### INPUT ROWS
.....

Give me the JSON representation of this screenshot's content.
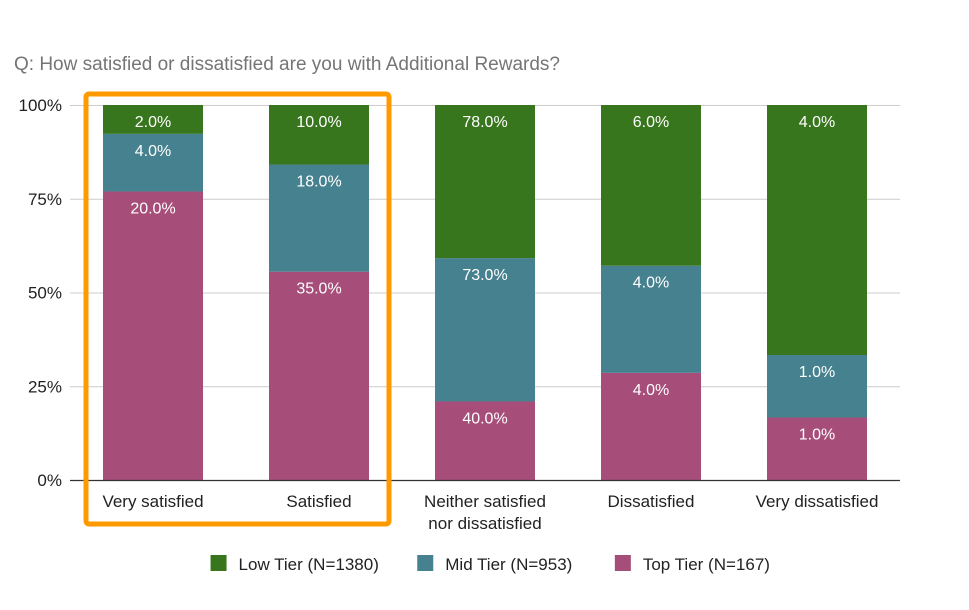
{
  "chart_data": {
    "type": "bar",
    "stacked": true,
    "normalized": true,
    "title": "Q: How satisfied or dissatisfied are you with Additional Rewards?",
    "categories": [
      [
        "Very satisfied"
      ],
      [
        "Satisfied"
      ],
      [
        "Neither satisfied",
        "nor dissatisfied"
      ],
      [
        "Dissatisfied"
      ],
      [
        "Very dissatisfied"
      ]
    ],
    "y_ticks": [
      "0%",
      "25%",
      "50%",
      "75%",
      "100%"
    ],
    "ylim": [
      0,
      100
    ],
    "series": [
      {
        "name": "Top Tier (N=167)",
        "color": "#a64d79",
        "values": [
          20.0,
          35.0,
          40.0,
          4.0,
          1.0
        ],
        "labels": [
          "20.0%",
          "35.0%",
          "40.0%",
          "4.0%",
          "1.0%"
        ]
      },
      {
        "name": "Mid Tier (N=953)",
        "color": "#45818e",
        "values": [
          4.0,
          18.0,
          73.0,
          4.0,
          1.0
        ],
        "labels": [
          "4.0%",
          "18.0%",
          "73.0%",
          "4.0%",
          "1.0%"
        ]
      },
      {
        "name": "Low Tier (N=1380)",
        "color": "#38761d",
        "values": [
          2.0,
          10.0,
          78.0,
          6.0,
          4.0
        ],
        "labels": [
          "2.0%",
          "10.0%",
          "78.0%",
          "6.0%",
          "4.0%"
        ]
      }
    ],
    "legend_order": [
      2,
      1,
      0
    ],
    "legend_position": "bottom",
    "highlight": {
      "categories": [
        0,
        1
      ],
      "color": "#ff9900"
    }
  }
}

.....

### TASK TO COMPLETE
Search the data for the string "name". List each line that has it.

### FULL OUTPUT
        "name": "Top Tier (N=167)",
        "name": "Mid Tier (N=953)",
        "name": "Low Tier (N=1380)",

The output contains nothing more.